**What to produce**
You are to retype all of the data exactly as it appears.

**Material provided**
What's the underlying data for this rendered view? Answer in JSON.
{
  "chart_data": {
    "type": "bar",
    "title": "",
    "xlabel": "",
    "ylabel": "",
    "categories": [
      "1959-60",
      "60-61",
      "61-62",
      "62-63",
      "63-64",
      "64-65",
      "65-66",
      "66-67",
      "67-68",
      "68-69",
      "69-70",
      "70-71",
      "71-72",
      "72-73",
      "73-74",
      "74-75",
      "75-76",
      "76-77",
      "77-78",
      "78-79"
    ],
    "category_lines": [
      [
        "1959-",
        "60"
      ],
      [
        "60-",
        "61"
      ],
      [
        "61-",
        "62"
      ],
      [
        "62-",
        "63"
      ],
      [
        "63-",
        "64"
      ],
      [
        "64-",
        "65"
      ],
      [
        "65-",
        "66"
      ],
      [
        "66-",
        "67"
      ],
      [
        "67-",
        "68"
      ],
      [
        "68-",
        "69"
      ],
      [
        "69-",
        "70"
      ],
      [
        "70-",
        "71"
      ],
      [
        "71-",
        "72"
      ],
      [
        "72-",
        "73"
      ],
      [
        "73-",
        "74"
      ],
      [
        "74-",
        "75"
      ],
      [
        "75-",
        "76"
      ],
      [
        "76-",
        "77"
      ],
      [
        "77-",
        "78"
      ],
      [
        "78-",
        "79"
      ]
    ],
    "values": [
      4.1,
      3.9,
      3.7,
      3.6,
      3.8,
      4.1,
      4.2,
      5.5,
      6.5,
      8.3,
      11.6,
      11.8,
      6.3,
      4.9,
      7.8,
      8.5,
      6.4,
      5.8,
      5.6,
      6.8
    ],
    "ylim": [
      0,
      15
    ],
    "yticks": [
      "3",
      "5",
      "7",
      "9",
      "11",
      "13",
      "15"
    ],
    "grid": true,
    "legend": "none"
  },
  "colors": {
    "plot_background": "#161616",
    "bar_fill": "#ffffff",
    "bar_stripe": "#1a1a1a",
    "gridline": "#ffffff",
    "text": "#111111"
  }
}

**Task solution**
What's the underlying data for this rendered view? Answer in JSON.
{
  "chart_data": {
    "type": "bar",
    "title": "",
    "xlabel": "",
    "ylabel": "",
    "categories": [
      "1959-60",
      "60-61",
      "61-62",
      "62-63",
      "63-64",
      "64-65",
      "65-66",
      "66-67",
      "67-68",
      "68-69",
      "69-70",
      "70-71",
      "71-72",
      "72-73",
      "73-74",
      "74-75",
      "75-76",
      "76-77",
      "77-78",
      "78-79"
    ],
    "category_lines": [
      [
        "1959-",
        "60"
      ],
      [
        "60-",
        "61"
      ],
      [
        "61-",
        "62"
      ],
      [
        "62-",
        "63"
      ],
      [
        "63-",
        "64"
      ],
      [
        "64-",
        "65"
      ],
      [
        "65-",
        "66"
      ],
      [
        "66-",
        "67"
      ],
      [
        "67-",
        "68"
      ],
      [
        "68-",
        "69"
      ],
      [
        "69-",
        "70"
      ],
      [
        "70-",
        "71"
      ],
      [
        "71-",
        "72"
      ],
      [
        "72-",
        "73"
      ],
      [
        "73-",
        "74"
      ],
      [
        "74-",
        "75"
      ],
      [
        "75-",
        "76"
      ],
      [
        "76-",
        "77"
      ],
      [
        "77-",
        "78"
      ],
      [
        "78-",
        "79"
      ]
    ],
    "values": [
      4.1,
      3.9,
      3.7,
      3.6,
      3.8,
      4.1,
      4.2,
      5.5,
      6.5,
      8.3,
      11.6,
      11.8,
      6.3,
      4.9,
      7.8,
      8.5,
      6.4,
      5.8,
      5.6,
      6.8
    ],
    "ylim": [
      0,
      15
    ],
    "yticks": [
      "3",
      "5",
      "7",
      "9",
      "11",
      "13",
      "15"
    ],
    "grid": true,
    "legend": "none"
  },
  "colors": {
    "plot_background": "#161616",
    "bar_fill": "#ffffff",
    "bar_stripe": "#1a1a1a",
    "gridline": "#ffffff",
    "text": "#111111"
  }
}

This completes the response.